§ To be done:
Show every line that has the string "Дикки" in it.

====

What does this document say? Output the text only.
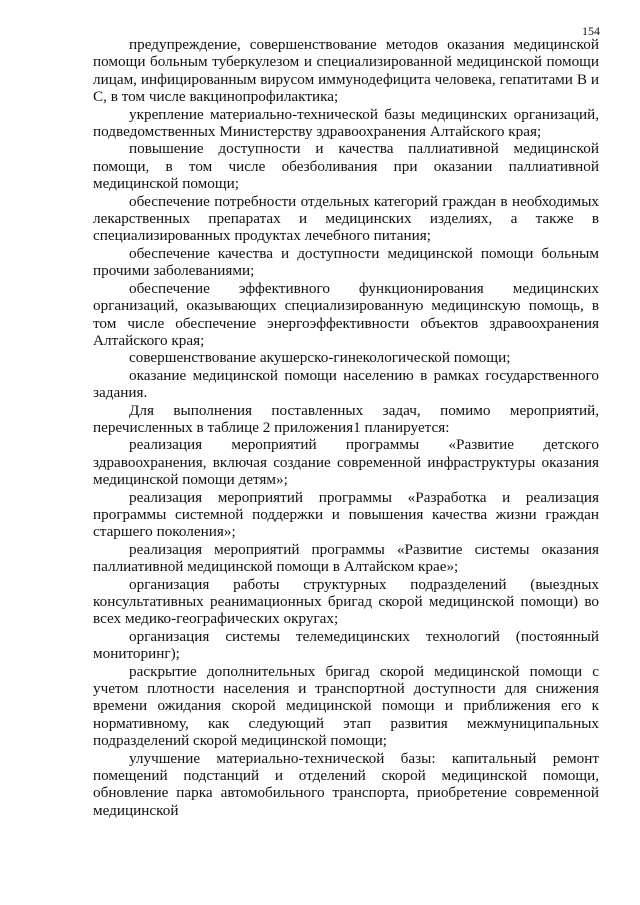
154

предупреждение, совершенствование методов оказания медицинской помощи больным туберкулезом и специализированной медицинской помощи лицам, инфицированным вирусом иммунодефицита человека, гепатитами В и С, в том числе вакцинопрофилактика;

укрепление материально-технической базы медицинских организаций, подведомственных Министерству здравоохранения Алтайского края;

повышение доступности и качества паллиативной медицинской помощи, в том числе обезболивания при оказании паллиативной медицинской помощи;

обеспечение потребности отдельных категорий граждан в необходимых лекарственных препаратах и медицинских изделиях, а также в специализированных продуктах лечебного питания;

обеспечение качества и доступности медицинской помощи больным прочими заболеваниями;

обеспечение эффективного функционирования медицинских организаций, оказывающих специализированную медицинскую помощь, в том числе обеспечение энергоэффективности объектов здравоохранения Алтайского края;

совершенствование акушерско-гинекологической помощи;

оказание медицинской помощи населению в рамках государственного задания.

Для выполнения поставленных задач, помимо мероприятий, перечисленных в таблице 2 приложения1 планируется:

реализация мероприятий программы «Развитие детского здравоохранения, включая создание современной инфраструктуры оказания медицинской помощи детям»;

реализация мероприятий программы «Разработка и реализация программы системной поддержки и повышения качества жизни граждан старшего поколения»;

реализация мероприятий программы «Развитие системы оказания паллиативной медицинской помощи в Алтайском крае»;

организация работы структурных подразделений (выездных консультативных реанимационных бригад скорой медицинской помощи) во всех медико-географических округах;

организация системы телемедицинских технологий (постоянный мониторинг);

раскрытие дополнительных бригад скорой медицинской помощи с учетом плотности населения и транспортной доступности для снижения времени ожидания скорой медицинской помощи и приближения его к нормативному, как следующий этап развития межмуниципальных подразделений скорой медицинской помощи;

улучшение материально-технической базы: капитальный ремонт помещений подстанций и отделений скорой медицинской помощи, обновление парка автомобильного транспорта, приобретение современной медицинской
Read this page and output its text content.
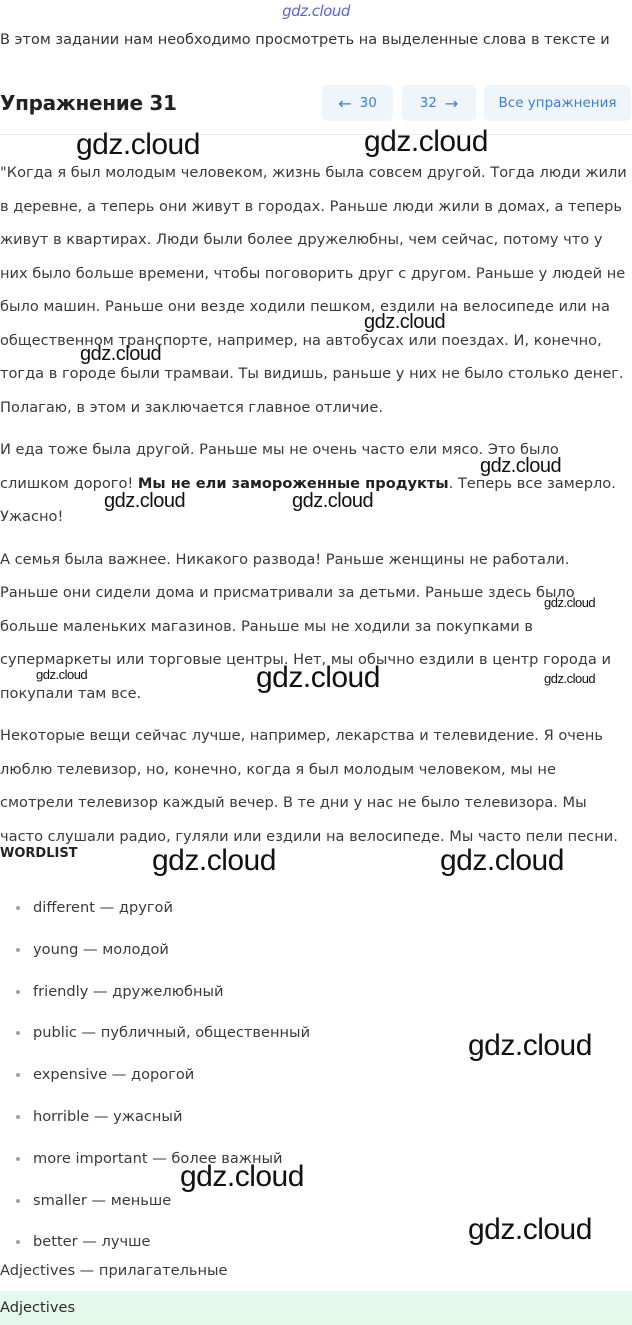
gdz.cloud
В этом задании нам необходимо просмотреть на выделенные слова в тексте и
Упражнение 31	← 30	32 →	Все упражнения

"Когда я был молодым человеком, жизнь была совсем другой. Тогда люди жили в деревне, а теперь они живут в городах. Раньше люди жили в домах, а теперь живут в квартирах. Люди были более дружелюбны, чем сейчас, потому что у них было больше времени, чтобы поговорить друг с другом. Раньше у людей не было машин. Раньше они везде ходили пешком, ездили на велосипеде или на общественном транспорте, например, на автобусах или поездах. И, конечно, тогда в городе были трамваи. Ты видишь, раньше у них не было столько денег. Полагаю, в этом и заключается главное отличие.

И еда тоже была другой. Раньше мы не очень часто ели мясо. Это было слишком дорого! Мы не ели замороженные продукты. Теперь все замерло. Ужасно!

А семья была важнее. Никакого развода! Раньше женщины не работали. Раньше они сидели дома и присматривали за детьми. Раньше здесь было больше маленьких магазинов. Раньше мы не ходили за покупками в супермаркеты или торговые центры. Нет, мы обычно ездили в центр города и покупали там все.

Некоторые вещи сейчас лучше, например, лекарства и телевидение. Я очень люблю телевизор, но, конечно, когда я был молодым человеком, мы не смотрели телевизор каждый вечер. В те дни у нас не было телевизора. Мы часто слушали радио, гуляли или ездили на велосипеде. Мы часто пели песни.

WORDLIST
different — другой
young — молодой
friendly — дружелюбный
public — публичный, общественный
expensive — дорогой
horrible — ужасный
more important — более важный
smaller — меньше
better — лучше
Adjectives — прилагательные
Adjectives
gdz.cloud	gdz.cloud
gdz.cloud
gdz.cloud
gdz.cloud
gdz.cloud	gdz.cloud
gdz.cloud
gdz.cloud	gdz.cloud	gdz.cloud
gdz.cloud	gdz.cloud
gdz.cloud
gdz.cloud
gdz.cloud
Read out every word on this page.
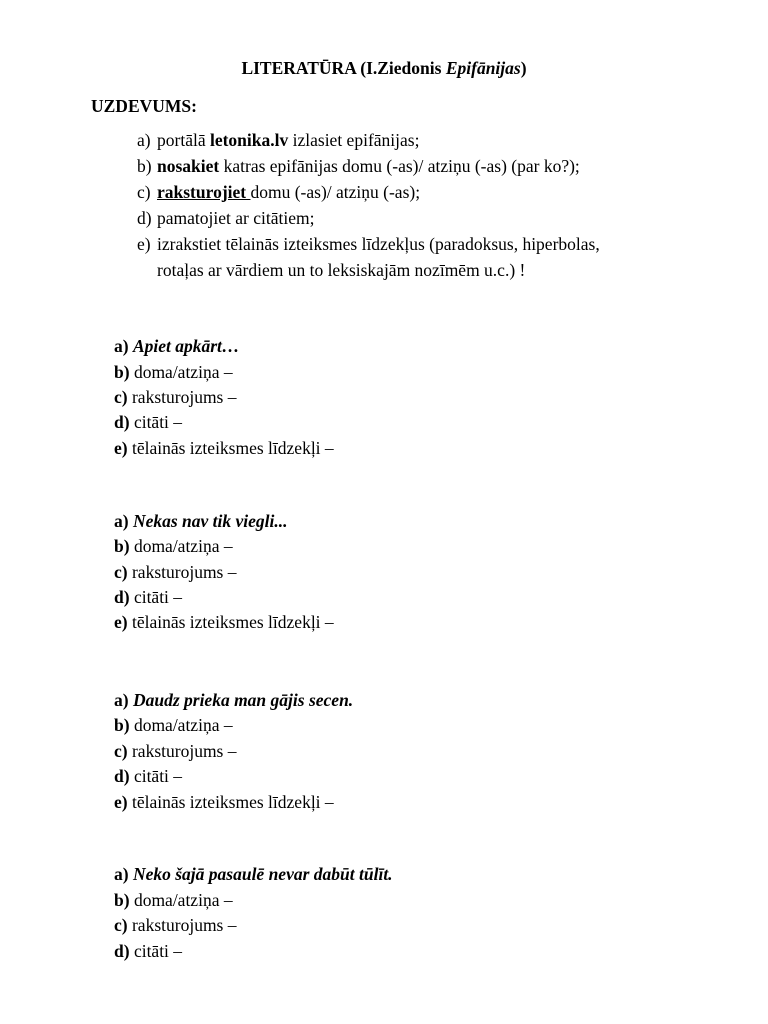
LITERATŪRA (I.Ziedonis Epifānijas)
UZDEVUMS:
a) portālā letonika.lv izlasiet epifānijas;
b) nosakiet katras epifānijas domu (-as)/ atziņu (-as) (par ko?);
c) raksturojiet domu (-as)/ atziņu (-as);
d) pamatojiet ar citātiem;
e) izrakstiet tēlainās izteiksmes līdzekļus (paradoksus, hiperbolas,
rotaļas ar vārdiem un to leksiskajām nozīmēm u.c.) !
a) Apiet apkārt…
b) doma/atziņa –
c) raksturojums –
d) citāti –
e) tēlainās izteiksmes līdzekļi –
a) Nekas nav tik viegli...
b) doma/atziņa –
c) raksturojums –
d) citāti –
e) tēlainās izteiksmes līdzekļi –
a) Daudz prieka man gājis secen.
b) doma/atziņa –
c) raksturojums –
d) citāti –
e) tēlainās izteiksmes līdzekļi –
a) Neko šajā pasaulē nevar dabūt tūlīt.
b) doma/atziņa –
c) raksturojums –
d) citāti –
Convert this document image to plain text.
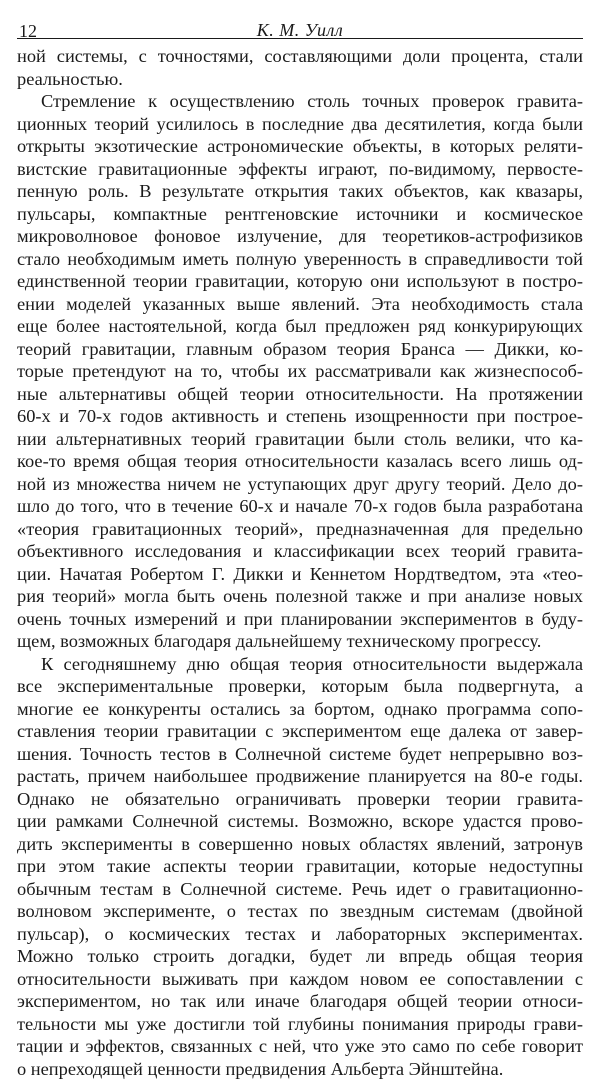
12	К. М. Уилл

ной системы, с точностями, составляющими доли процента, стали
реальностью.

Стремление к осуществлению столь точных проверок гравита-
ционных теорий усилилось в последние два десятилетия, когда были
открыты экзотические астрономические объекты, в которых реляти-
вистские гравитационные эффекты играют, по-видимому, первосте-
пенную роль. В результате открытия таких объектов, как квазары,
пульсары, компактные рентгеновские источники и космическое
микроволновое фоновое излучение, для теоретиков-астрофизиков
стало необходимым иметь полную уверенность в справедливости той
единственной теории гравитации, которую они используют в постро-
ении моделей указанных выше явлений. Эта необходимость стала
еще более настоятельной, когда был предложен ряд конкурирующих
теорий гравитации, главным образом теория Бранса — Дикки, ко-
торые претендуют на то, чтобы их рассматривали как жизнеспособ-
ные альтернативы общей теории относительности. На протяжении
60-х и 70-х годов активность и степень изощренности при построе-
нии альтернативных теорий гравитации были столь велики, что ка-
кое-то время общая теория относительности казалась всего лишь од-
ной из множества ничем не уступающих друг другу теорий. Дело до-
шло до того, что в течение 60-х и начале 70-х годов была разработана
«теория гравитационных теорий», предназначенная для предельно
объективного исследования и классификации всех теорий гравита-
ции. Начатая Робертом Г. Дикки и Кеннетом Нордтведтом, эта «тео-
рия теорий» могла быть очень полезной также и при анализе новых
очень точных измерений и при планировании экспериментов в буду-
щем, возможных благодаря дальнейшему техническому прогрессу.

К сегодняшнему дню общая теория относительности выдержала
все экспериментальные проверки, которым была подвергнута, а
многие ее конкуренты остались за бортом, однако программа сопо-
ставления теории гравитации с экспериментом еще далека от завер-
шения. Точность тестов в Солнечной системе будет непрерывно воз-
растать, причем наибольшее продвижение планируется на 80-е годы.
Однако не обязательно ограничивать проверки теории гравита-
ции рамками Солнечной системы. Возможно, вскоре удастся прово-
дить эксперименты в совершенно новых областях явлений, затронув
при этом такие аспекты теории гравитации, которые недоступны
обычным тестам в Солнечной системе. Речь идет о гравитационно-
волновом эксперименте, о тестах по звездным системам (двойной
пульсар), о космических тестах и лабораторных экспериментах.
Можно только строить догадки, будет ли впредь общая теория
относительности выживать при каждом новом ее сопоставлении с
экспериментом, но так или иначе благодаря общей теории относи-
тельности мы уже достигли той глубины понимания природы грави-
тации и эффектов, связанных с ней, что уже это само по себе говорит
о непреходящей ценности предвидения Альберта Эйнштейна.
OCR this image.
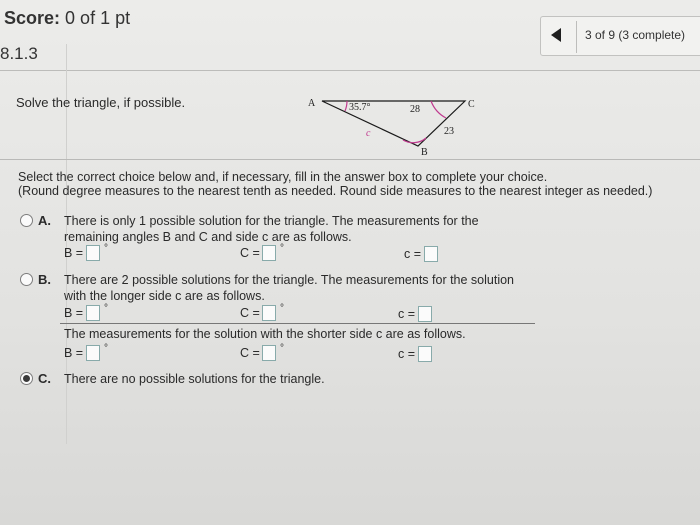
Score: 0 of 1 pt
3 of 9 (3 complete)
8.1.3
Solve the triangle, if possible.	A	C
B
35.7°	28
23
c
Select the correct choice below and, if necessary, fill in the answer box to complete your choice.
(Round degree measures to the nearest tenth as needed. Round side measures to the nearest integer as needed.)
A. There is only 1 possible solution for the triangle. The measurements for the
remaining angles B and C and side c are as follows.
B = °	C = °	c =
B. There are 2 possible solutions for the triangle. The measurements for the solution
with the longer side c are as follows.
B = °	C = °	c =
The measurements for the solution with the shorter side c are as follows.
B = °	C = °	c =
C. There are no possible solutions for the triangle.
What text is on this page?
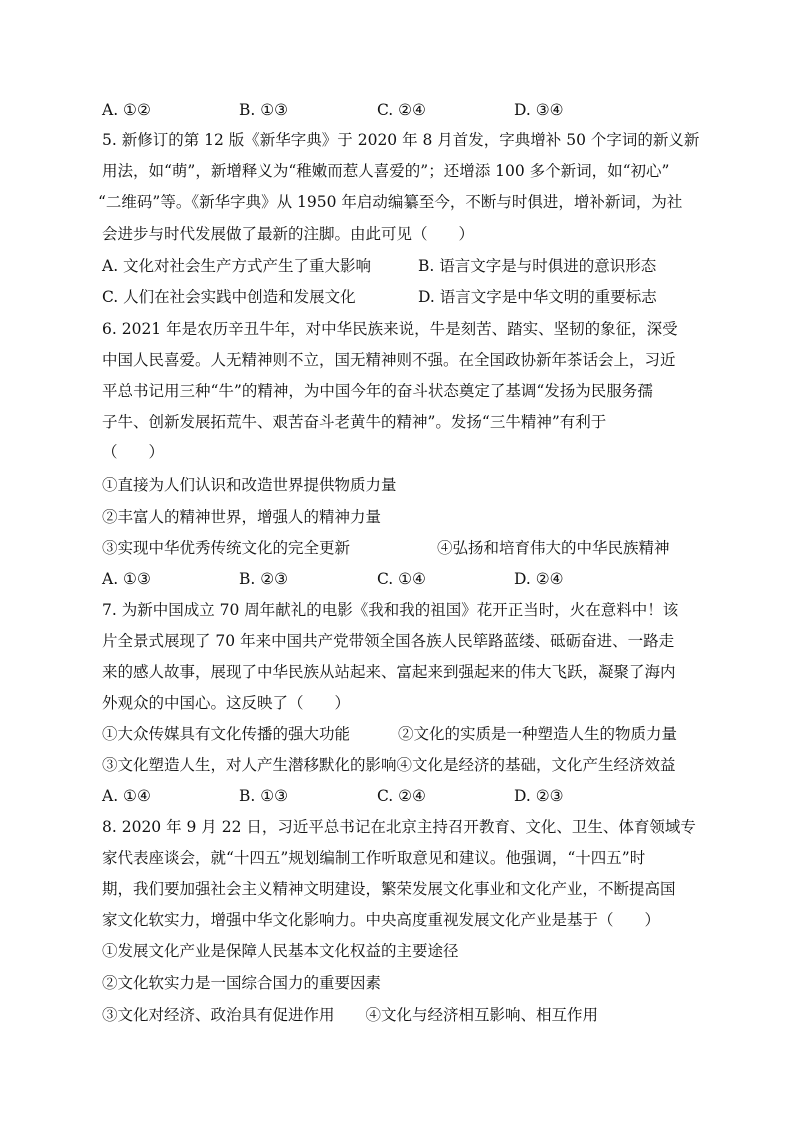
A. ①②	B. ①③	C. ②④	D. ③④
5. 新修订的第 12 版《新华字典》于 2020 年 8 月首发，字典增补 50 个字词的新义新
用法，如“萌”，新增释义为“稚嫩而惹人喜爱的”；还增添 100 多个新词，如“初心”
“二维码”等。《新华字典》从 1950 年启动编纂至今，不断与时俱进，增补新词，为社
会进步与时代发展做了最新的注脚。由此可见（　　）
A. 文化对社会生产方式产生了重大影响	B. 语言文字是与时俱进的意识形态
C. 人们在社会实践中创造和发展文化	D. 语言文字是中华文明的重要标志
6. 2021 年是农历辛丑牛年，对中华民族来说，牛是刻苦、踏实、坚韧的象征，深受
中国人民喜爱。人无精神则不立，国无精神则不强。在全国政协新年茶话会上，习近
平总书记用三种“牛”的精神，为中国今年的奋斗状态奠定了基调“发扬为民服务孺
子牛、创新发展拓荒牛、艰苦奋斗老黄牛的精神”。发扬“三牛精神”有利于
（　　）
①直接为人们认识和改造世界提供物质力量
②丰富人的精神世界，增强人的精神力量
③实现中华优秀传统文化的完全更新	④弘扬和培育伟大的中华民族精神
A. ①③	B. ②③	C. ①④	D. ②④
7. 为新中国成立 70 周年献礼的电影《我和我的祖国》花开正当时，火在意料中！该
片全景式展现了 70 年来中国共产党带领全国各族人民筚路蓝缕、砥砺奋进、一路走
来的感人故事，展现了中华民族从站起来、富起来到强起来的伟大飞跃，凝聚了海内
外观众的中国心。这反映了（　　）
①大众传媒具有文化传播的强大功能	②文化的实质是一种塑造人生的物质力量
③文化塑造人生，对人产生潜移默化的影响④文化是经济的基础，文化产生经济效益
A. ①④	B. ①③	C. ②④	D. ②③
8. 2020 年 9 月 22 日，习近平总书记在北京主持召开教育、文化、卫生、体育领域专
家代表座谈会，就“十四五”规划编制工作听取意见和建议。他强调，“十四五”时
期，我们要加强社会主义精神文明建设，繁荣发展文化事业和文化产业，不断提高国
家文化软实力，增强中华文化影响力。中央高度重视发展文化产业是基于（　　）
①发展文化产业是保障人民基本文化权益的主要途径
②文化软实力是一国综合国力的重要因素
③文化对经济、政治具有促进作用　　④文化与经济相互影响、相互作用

====

§ The response:
теорий гравитации, главным образом теория Бранса — Дикки, ко-
ции. Начатая Робертом Г. Дикки и Кеннетом Нордтведтом, эта «тео-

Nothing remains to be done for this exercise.